◆ **Raw records**:
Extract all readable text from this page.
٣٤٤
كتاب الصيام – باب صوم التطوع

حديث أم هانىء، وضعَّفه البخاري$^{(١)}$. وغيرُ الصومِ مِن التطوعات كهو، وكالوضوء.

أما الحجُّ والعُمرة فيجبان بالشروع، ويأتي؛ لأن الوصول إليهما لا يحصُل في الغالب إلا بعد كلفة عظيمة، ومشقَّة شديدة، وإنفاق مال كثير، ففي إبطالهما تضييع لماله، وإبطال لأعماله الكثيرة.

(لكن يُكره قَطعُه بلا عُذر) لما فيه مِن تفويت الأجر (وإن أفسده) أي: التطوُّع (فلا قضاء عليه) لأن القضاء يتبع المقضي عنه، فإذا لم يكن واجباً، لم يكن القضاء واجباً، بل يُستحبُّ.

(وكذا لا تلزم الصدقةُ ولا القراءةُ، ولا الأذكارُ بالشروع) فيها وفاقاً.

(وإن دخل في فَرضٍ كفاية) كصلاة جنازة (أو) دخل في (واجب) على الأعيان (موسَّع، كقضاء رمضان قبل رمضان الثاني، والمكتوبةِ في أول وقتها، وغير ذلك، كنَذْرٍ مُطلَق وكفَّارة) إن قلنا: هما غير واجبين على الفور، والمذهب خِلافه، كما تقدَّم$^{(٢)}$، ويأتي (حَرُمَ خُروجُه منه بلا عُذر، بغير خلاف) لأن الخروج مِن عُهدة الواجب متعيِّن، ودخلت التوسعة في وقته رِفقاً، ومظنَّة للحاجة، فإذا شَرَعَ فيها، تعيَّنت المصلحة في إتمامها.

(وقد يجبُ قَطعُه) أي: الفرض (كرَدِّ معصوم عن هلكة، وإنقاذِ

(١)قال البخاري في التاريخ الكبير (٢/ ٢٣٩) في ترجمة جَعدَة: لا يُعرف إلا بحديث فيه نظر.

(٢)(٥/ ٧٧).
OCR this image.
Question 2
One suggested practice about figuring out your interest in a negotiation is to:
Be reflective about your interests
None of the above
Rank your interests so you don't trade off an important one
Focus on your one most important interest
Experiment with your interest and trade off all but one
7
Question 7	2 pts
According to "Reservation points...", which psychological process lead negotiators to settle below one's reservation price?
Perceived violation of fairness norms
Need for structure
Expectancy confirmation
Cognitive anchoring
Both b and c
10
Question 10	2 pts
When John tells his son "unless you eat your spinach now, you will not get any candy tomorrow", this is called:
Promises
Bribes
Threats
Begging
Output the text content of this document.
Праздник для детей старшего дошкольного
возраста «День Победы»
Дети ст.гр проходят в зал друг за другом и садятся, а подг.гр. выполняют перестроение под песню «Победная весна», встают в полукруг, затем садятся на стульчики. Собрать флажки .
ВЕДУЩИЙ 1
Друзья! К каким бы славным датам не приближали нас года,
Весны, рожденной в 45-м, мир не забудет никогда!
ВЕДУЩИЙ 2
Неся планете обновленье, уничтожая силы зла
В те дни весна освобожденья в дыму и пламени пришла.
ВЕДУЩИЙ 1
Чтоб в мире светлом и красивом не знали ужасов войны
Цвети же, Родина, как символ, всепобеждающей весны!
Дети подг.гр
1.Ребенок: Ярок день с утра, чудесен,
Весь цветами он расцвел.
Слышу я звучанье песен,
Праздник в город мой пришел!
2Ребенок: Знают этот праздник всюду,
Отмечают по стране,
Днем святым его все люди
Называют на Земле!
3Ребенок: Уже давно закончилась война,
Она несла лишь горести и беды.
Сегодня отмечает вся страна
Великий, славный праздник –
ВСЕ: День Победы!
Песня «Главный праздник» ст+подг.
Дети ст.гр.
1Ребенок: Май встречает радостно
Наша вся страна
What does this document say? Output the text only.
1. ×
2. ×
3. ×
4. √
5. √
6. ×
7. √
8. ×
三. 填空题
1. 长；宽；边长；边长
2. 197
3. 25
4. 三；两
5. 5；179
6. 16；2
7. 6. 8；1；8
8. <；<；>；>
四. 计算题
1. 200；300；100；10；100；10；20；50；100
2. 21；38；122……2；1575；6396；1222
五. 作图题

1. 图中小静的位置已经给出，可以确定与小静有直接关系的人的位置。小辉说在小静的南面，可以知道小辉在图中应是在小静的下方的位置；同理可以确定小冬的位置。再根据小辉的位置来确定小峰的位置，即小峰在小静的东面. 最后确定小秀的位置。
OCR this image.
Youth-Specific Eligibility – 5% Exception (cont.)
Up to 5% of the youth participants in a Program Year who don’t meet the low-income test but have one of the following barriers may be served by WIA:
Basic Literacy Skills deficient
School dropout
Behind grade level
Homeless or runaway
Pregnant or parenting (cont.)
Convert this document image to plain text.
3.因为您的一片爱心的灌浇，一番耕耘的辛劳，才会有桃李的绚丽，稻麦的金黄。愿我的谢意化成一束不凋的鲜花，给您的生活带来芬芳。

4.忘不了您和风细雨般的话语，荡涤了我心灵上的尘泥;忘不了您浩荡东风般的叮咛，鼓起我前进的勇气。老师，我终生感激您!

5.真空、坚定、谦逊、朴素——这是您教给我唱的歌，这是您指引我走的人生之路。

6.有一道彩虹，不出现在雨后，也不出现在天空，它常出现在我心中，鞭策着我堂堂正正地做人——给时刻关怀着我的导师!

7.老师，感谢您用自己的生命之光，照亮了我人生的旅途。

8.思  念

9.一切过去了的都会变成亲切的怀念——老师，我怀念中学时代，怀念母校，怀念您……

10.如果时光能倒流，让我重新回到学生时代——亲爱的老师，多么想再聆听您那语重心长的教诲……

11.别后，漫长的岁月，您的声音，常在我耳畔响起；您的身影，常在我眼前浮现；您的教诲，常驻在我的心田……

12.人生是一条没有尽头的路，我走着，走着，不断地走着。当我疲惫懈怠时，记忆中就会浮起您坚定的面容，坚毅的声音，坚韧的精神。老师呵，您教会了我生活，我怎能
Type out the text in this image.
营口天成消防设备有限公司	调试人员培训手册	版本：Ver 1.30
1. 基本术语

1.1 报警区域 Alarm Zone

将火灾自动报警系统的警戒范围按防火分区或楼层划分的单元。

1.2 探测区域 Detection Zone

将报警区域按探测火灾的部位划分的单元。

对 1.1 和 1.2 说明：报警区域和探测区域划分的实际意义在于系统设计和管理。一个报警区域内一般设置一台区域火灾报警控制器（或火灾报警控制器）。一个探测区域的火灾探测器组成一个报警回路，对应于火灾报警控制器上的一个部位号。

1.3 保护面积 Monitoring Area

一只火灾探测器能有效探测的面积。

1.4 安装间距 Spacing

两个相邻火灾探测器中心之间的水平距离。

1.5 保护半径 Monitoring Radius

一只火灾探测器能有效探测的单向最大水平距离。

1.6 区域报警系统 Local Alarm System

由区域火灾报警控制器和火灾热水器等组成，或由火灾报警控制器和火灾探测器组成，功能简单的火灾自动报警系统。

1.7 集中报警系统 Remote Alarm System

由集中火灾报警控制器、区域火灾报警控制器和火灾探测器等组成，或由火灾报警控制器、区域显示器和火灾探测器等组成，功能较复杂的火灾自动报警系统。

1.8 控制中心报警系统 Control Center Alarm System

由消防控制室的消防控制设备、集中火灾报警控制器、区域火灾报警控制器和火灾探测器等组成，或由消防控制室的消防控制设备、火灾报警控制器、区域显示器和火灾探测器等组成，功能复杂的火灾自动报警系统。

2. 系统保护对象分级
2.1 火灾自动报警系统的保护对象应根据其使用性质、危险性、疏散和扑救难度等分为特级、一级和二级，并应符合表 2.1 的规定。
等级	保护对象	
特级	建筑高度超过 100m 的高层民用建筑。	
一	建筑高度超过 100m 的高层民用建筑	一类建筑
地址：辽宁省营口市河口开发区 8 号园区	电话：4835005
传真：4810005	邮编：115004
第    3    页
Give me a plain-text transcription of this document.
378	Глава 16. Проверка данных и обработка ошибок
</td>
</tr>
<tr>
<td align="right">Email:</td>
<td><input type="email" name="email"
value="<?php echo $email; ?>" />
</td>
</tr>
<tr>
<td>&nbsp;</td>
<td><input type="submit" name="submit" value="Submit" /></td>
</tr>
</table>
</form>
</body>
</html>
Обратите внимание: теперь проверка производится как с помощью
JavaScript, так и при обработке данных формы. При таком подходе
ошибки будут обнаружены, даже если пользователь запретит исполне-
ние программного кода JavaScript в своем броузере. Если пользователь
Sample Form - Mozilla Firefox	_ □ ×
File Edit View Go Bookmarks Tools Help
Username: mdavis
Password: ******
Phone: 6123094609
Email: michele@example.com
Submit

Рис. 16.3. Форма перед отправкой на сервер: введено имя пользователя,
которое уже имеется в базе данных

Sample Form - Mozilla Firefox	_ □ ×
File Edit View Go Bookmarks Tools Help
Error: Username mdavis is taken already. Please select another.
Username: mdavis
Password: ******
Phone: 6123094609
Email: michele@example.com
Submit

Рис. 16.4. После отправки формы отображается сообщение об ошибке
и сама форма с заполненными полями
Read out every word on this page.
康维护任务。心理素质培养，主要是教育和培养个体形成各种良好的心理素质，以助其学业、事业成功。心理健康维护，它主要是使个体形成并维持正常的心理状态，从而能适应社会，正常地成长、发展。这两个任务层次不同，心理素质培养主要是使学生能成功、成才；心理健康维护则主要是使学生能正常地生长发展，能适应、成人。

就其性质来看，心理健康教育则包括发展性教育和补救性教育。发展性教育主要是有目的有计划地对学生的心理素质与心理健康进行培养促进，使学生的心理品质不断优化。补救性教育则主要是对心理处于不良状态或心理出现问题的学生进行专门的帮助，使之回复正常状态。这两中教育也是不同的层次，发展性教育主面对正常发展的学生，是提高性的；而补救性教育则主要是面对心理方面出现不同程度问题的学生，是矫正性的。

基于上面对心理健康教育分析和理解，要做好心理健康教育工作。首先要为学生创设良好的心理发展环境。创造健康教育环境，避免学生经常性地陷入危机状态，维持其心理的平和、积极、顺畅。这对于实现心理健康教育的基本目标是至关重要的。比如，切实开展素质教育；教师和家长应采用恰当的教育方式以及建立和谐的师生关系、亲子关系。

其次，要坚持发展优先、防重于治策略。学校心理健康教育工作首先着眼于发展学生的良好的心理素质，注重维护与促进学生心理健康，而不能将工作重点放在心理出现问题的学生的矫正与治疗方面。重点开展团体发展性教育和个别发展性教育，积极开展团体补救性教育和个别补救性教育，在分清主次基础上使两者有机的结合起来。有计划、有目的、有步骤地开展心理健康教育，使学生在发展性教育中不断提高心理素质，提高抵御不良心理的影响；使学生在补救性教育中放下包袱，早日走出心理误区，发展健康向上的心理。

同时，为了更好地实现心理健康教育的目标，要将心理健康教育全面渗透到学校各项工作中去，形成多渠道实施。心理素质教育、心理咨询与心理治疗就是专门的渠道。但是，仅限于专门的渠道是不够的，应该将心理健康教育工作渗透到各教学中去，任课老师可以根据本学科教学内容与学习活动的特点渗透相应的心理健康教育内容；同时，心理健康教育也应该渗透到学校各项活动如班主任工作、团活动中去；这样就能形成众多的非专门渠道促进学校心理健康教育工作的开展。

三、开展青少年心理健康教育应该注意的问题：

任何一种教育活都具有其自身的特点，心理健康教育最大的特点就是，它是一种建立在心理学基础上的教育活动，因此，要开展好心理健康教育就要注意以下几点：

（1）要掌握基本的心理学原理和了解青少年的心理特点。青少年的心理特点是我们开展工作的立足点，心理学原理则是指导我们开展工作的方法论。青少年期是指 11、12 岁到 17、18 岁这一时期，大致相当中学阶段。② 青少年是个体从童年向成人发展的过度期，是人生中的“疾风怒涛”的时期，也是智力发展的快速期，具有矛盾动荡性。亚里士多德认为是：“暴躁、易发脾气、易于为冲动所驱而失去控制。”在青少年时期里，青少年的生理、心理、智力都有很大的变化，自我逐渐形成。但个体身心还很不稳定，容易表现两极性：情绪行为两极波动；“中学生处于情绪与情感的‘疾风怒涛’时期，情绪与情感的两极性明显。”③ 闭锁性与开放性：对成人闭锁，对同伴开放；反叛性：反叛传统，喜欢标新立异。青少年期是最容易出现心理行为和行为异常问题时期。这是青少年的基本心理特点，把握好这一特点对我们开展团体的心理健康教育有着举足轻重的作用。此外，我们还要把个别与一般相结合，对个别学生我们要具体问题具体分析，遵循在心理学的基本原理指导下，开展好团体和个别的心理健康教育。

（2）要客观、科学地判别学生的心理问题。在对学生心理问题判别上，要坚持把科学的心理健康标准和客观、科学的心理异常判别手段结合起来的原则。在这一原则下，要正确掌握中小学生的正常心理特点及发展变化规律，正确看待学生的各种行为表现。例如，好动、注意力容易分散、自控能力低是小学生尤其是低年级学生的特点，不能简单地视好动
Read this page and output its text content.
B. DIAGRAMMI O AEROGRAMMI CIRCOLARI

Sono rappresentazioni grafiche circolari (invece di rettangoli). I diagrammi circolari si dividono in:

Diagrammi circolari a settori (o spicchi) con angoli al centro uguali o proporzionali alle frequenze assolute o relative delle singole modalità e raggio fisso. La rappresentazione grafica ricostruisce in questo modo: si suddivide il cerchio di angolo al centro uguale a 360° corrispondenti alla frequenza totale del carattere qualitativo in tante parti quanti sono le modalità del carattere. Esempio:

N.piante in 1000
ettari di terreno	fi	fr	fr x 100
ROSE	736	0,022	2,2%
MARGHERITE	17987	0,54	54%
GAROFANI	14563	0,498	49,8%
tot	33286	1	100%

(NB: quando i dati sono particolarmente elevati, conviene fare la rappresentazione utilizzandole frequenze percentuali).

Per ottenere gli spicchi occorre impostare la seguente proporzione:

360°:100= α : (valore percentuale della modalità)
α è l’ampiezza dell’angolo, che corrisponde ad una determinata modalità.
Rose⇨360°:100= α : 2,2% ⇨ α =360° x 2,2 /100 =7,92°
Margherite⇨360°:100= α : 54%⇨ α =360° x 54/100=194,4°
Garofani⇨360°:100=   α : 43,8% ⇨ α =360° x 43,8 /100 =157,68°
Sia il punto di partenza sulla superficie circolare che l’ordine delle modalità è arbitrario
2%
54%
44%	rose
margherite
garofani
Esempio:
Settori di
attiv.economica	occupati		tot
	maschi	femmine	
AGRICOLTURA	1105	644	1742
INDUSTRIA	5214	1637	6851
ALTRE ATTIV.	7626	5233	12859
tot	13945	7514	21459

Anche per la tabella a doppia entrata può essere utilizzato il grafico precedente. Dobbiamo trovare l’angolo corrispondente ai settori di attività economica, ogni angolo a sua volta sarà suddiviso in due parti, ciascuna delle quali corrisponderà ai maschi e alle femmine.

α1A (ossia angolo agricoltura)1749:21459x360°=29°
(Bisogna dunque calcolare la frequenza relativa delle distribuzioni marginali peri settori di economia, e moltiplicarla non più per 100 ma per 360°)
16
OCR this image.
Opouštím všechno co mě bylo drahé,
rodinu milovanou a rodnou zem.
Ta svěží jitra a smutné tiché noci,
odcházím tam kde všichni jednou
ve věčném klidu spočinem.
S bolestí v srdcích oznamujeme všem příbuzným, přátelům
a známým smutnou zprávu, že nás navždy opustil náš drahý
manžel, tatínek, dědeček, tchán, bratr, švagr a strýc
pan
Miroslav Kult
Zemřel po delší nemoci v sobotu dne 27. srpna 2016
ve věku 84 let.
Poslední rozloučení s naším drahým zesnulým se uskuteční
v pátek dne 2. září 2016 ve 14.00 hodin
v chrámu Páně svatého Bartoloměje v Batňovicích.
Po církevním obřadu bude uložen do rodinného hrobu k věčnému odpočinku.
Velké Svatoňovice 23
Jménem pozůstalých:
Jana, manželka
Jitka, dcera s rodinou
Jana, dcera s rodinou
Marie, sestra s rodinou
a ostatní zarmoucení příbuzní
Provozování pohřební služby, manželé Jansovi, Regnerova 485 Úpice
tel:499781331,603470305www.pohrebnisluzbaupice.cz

◆ **Your task**:
Copy all lines from the data that hold the word "JavaScript".

◆ **Final result**:
JavaScript, так и при обработке данных формы. При таком подходе
ние программного кода JavaScript в своем броузере. Если пользователь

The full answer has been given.